• [Task details] Extract all lines in the data that contain the word "deposited".

• [Records supplied]
## start

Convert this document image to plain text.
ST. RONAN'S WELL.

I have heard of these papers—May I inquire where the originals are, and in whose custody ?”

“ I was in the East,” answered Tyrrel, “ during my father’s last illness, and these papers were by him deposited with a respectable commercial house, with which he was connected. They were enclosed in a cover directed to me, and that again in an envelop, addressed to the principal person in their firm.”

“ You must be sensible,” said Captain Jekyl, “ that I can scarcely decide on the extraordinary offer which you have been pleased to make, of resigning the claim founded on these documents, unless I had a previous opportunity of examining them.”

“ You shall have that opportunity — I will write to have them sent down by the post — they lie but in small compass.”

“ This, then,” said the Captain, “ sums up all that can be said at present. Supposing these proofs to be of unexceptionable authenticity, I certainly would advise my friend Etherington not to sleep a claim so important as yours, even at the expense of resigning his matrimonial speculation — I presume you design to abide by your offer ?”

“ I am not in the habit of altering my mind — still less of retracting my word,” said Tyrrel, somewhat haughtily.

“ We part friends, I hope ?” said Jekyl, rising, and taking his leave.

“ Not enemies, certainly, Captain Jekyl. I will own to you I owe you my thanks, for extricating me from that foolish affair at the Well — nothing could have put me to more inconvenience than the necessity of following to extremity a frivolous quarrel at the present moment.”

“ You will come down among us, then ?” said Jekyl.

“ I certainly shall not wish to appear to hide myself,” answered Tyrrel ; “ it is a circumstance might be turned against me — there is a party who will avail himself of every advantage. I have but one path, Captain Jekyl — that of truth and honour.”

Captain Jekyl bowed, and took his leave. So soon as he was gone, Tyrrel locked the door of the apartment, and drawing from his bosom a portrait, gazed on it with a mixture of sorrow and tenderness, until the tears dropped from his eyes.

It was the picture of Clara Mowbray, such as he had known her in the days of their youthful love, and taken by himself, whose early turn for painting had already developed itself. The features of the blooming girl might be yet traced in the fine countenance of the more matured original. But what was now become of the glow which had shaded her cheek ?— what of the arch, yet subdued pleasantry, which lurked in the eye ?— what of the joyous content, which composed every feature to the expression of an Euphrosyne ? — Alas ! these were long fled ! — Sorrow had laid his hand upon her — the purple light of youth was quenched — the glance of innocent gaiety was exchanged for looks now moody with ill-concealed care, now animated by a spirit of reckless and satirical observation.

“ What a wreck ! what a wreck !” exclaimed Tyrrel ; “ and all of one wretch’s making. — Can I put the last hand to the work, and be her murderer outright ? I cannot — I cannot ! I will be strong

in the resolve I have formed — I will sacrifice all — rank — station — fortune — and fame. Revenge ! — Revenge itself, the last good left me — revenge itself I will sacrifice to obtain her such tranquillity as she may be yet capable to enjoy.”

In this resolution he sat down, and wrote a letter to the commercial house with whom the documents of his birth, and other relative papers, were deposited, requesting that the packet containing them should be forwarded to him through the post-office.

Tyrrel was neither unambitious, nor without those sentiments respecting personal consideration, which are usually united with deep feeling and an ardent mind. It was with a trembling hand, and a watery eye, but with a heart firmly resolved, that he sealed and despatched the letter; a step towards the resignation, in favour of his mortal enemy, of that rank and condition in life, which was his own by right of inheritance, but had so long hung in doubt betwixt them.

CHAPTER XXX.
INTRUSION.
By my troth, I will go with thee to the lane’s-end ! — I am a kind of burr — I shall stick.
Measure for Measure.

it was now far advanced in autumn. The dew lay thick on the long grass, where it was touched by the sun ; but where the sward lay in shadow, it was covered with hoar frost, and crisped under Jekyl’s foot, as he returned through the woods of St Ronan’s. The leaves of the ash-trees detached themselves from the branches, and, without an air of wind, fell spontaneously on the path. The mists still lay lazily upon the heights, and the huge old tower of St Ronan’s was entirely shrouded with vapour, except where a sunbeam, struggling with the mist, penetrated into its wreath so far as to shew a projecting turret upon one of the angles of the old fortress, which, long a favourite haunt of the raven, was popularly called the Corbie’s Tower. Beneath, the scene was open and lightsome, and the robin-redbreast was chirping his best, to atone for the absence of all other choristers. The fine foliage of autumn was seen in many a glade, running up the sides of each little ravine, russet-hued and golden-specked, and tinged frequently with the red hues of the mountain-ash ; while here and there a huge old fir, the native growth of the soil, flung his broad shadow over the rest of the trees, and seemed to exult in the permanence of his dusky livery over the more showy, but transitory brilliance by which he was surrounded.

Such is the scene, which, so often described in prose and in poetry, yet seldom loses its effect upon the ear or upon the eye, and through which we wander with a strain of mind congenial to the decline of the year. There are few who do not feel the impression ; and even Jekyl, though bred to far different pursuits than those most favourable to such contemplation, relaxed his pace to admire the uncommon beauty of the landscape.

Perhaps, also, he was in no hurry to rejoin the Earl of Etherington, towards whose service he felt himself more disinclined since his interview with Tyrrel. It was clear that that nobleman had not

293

## end

• [Exercise response]
“ I was in the East,” answered Tyrrel, “ during my father’s last illness, and these papers were by him deposited with a respectable commercial house, with which he was connected. They were enclosed in a cover directed to me, and that again in an envelop, addressed to the principal person in their firm.”
In this resolution he sat down, and wrote a letter to the commercial house with whom the documents of his birth, and other relative papers, were deposited, requesting that the packet containing them should be forwarded to him through the post-office.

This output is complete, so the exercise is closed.